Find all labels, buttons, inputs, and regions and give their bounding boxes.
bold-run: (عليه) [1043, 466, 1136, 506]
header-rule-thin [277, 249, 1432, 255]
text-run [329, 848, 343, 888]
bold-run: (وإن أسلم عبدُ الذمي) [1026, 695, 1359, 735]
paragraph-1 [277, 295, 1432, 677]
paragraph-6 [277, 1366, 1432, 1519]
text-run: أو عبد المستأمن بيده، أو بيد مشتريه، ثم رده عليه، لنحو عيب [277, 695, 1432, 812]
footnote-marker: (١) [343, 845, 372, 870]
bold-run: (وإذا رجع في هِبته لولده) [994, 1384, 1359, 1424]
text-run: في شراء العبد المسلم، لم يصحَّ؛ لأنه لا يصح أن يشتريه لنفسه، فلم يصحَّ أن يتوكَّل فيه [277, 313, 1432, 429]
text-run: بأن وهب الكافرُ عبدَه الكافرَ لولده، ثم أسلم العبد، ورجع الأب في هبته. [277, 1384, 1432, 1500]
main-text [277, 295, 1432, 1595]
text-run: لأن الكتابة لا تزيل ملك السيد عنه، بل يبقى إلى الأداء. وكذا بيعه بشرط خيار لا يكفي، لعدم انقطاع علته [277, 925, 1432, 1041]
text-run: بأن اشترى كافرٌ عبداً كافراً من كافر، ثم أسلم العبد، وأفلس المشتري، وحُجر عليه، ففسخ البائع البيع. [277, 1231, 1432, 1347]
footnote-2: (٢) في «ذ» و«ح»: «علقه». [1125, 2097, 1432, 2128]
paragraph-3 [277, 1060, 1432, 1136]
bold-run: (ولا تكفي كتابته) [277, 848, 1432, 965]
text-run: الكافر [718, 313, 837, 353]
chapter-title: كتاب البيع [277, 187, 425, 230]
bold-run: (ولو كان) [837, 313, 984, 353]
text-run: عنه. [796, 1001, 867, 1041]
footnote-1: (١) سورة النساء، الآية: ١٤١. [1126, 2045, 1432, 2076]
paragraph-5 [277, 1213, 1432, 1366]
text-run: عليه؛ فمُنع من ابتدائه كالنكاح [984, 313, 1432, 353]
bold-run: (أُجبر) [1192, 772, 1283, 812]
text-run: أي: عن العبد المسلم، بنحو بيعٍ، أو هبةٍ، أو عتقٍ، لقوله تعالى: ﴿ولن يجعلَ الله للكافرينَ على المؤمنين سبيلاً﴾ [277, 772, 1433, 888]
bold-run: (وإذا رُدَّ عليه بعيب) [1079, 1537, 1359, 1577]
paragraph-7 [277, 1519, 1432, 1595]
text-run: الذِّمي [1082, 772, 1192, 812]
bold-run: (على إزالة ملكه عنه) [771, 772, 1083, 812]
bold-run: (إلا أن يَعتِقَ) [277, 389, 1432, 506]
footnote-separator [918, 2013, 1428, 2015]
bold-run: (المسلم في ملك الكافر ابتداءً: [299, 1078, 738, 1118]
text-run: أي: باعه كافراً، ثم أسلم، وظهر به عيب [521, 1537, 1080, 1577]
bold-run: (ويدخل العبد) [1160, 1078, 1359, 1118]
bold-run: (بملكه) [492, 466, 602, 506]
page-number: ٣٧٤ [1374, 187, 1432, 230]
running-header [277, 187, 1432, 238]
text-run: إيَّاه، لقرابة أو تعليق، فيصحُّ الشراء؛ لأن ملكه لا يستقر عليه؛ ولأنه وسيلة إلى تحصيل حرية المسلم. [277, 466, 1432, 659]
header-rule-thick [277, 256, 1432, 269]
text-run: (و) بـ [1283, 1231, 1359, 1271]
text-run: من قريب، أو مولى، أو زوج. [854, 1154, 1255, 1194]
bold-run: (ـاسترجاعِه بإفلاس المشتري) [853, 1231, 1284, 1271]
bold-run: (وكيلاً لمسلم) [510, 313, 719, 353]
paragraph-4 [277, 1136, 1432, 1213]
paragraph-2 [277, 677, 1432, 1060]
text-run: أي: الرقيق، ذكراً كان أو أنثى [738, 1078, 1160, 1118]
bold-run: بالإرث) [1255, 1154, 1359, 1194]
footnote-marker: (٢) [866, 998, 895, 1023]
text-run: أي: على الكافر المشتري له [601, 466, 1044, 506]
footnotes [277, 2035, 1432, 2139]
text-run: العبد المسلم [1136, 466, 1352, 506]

Work required: Update the rows from the start of the list up to and including the row with "text-run: أي: باعه", changing "bold-run" to "emphasis-run" and leaving everything else unchanged. Return only those rows.

Solution to the problem:
Find all labels, buttons, inputs, and regions and give their bounding boxes.
emphasis-run: (عليه) [1043, 466, 1136, 506]
header-rule-thin [277, 249, 1432, 255]
text-run [329, 848, 343, 888]
emphasis-run: (وإن أسلم عبدُ الذمي) [1026, 695, 1359, 735]
paragraph-1 [277, 295, 1432, 677]
paragraph-6 [277, 1366, 1432, 1519]
text-run: أو عبد المستأمن بيده، أو بيد مشتريه، ثم رده عليه، لنحو عيب [277, 695, 1432, 812]
footnote-marker: (١) [343, 845, 372, 870]
emphasis-run: (وإذا رجع في هِبته لولده) [994, 1384, 1359, 1424]
text-run: في شراء العبد المسلم، لم يصحَّ؛ لأنه لا يصح أن يشتريه لنفسه، فلم يصحَّ أن يتوكَّل فيه [277, 313, 1432, 429]
text-run: بأن وهب الكافرُ عبدَه الكافرَ لولده، ثم أسلم العبد، ورجع الأب في هبته. [277, 1384, 1432, 1500]
main-text [277, 295, 1432, 1595]
text-run: لأن الكتابة لا تزيل ملك السيد عنه، بل يبقى إلى الأداء. وكذا بيعه بشرط خيار لا يكفي، لعدم انقطاع علته [277, 925, 1432, 1041]
text-run: بأن اشترى كافرٌ عبداً كافراً من كافر، ثم أسلم العبد، وأفلس المشتري، وحُجر عليه، ففسخ البائع البيع. [277, 1231, 1432, 1347]
footnote-2: (٢) في «ذ» و«ح»: «علقه». [1125, 2097, 1432, 2128]
paragraph-3 [277, 1060, 1432, 1136]
emphasis-run: (ولا تكفي كتابته) [277, 848, 1432, 965]
text-run: الكافر [718, 313, 837, 353]
chapter-title: كتاب البيع [277, 187, 425, 230]
emphasis-run: (ولو كان) [837, 313, 984, 353]
text-run: عنه. [796, 1001, 867, 1041]
footnote-1: (١) سورة النساء، الآية: ١٤١. [1126, 2045, 1432, 2076]
paragraph-5 [277, 1213, 1432, 1366]
text-run: عليه؛ فمُنع من ابتدائه كالنكاح [984, 313, 1432, 353]
emphasis-run: (أُجبر) [1192, 772, 1283, 812]
text-run: أي: عن العبد المسلم، بنحو بيعٍ، أو هبةٍ، أو عتقٍ، لقوله تعالى: ﴿ولن يجعلَ الله للكافرينَ على المؤمنين سبيلاً﴾ [277, 772, 1433, 888]
emphasis-run: (وإذا رُدَّ عليه بعيب) [1079, 1537, 1359, 1577]
paragraph-7 [277, 1519, 1432, 1595]
text-run: الذِّمي [1082, 772, 1192, 812]
emphasis-run: (على إزالة ملكه عنه) [771, 772, 1083, 812]
emphasis-run: (إلا أن يَعتِقَ) [277, 389, 1432, 506]
footnote-separator [918, 2013, 1428, 2015]
emphasis-run: (المسلم في ملك الكافر ابتداءً: [299, 1078, 738, 1118]
text-run: أي: باعه كافراً، ثم أسلم، وظهر به عيب [521, 1537, 1080, 1577]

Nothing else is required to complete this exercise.